DATA EXCERPTS:

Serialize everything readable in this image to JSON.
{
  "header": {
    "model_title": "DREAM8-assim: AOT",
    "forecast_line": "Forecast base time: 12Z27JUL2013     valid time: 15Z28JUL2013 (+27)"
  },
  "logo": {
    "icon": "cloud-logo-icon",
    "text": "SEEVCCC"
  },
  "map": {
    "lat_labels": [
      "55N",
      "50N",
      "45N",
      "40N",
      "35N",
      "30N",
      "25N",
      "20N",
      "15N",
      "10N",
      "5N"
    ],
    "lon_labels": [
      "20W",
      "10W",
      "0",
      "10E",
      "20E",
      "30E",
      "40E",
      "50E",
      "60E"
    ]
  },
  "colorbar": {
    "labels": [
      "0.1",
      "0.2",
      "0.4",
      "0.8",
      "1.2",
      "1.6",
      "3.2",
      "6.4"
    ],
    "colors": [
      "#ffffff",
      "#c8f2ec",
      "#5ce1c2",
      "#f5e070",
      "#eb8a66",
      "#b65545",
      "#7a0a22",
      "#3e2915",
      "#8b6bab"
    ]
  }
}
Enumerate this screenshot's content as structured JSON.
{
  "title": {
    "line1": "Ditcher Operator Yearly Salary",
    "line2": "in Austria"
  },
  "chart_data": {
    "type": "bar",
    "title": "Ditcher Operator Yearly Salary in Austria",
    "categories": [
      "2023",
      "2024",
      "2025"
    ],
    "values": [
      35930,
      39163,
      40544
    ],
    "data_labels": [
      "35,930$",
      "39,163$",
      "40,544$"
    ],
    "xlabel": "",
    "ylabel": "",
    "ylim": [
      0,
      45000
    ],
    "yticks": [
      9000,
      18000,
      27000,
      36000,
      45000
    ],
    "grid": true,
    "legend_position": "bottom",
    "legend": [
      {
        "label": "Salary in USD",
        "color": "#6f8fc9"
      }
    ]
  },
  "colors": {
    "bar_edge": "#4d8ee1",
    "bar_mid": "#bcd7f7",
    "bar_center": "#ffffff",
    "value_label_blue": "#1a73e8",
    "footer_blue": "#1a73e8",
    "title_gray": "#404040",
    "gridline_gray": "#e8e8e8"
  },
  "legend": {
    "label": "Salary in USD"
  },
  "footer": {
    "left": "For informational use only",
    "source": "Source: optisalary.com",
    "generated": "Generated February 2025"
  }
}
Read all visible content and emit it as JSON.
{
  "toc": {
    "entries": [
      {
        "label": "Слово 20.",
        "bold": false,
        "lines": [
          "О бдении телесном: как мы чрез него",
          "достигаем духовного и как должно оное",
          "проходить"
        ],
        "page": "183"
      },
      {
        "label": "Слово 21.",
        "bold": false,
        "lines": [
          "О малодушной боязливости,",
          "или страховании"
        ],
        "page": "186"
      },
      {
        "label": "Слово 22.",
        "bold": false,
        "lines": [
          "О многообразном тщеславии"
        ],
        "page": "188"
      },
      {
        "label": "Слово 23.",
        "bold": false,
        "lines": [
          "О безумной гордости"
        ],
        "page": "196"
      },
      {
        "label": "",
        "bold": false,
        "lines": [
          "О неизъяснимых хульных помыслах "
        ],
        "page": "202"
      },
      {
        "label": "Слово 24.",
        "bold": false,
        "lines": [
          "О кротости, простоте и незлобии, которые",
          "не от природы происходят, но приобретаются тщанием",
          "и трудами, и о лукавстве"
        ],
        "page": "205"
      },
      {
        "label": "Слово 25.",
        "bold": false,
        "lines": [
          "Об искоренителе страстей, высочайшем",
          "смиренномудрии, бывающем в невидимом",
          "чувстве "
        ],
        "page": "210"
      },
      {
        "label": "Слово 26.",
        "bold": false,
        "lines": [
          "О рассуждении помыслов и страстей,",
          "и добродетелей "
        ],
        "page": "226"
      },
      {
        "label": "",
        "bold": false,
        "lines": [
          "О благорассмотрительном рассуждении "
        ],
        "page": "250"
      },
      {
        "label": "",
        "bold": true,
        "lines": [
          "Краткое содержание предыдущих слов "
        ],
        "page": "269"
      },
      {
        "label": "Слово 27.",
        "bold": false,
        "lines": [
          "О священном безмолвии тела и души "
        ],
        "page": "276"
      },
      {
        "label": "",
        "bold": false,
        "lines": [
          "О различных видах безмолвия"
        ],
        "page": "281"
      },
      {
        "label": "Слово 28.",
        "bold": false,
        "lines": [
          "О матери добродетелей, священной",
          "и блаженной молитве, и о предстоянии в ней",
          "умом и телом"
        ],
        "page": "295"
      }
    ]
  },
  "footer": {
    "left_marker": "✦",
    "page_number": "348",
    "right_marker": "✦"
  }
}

WHAT YOU HAVE TO DO:
Where a line holds the string "добродетелей", copy that line.

RESULT OF THE TASK:
          "и добродетелей "
          "О матери добродетелей, священной",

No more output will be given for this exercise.